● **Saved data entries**
▼

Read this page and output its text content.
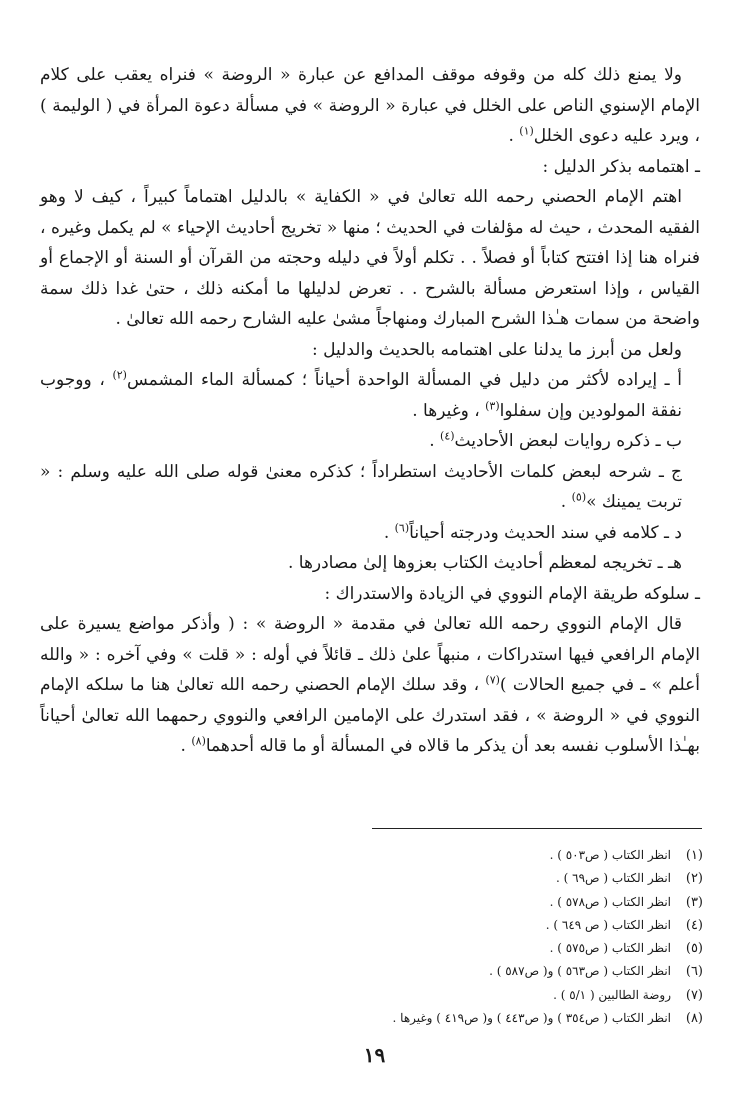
ولا يمنع ذلك كله من وقوفه موقف المدافع عن عبارة « الروضة » فنراه يعقب على كلام الإمام الإسنوي الناص على الخلل في عبارة « الروضة » في مسألة دعوة المرأة في ( الوليمة ) ، ويرد عليه دعوى الخلل$^{(١)}$ .

ـ اهتمامه بذكر الدليل :

اهتم الإمام الحصني رحمه الله تعالىٰ في « الكفاية » بالدليل اهتماماً كبيراً ، كيف لا وهو الفقيه المحدث ، حيث له مؤلفات في الحديث ؛ منها « تخريج أحاديث الإحياء » لم يكمل وغيره ، فنراه هنا إذا افتتح كتاباً أو فصلاً . . تكلم أولاً في دليله وحجته من القرآن أو السنة أو الإجماع أو القياس ، وإذا استعرض مسألة بالشرح . . تعرض لدليلها ما أمكنه ذلك ، حتىٰ غدا ذلك سمة واضحة من سمات هـٰذا الشرح المبارك ومنهاجاً مشىٰ عليه الشارح رحمه الله تعالىٰ .

ولعل من أبرز ما يدلنا على اهتمامه بالحديث والدليل :

أ ـ إيراده لأكثر من دليل في المسألة الواحدة أحياناً ؛ كمسألة الماء المشمس$^{(٢)}$ ، ووجوب نفقة المولودين وإن سفلوا$^{(٣)}$ ، وغيرها .

ب ـ ذكره روايات لبعض الأحاديث$^{(٤)}$ .

ج ـ شرحه لبعض كلمات الأحاديث استطراداً ؛ كذكره معنىٰ قوله صلى الله عليه وسلم : « تربت يمينك »$^{(٥)}$ .

د ـ كلامه في سند الحديث ودرجته أحياناً$^{(٦)}$ .

هـ ـ تخريجه لمعظم أحاديث الكتاب بعزوها إلىٰ مصادرها .

ـ سلوكه طريقة الإمام النووي في الزيادة والاستدراك :

قال الإمام النووي رحمه الله تعالىٰ في مقدمة « الروضة » : ( وأذكر مواضع يسيرة على الإمام الرافعي فيها استدراكات ، منبهاً علىٰ ذلك ـ قائلاً في أوله : « قلت » وفي آخره : « والله أعلم » ـ في جميع الحالات )$^{(٧)}$ ، وقد سلك الإمام الحصني رحمه الله تعالىٰ هنا ما سلكه الإمام النووي في « الروضة » ، فقد استدرك على الإمامين الرافعي والنووي رحمهما الله تعالىٰ أحياناً بهـٰذا الأسلوب نفسه بعد أن يذكر ما قالاه في المسألة أو ما قاله أحدهما$^{(٨)}$ .

(١)
انظر الكتاب ( ص٥٠٣ ) .
(٢)
انظر الكتاب ( ص٦٩ ) .
(٣)
انظر الكتاب ( ص٥٧٨ ) .
(٤)
انظر الكتاب ( ص ٦٤٩ ) .
(٥)
انظر الكتاب ( ص٥٧٥ ) .
(٦)
انظر الكتاب ( ص٥٦٣ ) و( ص٥٨٧ ) .
(٧)
روضة الطالبين ( ٥/١ ) .
(٨)
انظر الكتاب ( ص٣٥٤ ) و( ص٤٤٣ ) و( ص٤١٩ ) وغيرها .
١٩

▲

Each record above must be returned exactly as written, with its pictures omitted.

Read this page and output its text content.
ولا يمنع ذلك كله من وقوفه موقف المدافع عن عبارة « الروضة » فنراه يعقب على كلام الإمام الإسنوي الناص على الخلل في عبارة « الروضة » في مسألة دعوة المرأة في ( الوليمة ) ، ويرد عليه دعوى الخلل$^{(١)}$ .

ـ اهتمامه بذكر الدليل :

اهتم الإمام الحصني رحمه الله تعالىٰ في « الكفاية » بالدليل اهتماماً كبيراً ، كيف لا وهو الفقيه المحدث ، حيث له مؤلفات في الحديث ؛ منها « تخريج أحاديث الإحياء » لم يكمل وغيره ، فنراه هنا إذا افتتح كتاباً أو فصلاً . . تكلم أولاً في دليله وحجته من القرآن أو السنة أو الإجماع أو القياس ، وإذا استعرض مسألة بالشرح . . تعرض لدليلها ما أمكنه ذلك ، حتىٰ غدا ذلك سمة واضحة من سمات هـٰذا الشرح المبارك ومنهاجاً مشىٰ عليه الشارح رحمه الله تعالىٰ .

ولعل من أبرز ما يدلنا على اهتمامه بالحديث والدليل :

أ ـ إيراده لأكثر من دليل في المسألة الواحدة أحياناً ؛ كمسألة الماء المشمس$^{(٢)}$ ، ووجوب نفقة المولودين وإن سفلوا$^{(٣)}$ ، وغيرها .

ب ـ ذكره روايات لبعض الأحاديث$^{(٤)}$ .

ج ـ شرحه لبعض كلمات الأحاديث استطراداً ؛ كذكره معنىٰ قوله صلى الله عليه وسلم : « تربت يمينك »$^{(٥)}$ .

د ـ كلامه في سند الحديث ودرجته أحياناً$^{(٦)}$ .

هـ ـ تخريجه لمعظم أحاديث الكتاب بعزوها إلىٰ مصادرها .

ـ سلوكه طريقة الإمام النووي في الزيادة والاستدراك :

قال الإمام النووي رحمه الله تعالىٰ في مقدمة « الروضة » : ( وأذكر مواضع يسيرة على الإمام الرافعي فيها استدراكات ، منبهاً علىٰ ذلك ـ قائلاً في أوله : « قلت » وفي آخره : « والله أعلم » ـ في جميع الحالات )$^{(٧)}$ ، وقد سلك الإمام الحصني رحمه الله تعالىٰ هنا ما سلكه الإمام النووي في « الروضة » ، فقد استدرك على الإمامين الرافعي والنووي رحمهما الله تعالىٰ أحياناً بهـٰذا الأسلوب نفسه بعد أن يذكر ما قالاه في المسألة أو ما قاله أحدهما$^{(٨)}$ .

(١)
انظر الكتاب ( ص٥٠٣ ) .
(٢)
انظر الكتاب ( ص٦٩ ) .
(٣)
انظر الكتاب ( ص٥٧٨ ) .
(٤)
انظر الكتاب ( ص ٦٤٩ ) .
(٥)
انظر الكتاب ( ص٥٧٥ ) .
(٦)
انظر الكتاب ( ص٥٦٣ ) و( ص٥٨٧ ) .
(٧)
روضة الطالبين ( ٥/١ ) .
(٨)
انظر الكتاب ( ص٣٥٤ ) و( ص٤٤٣ ) و( ص٤١٩ ) وغيرها .
١٩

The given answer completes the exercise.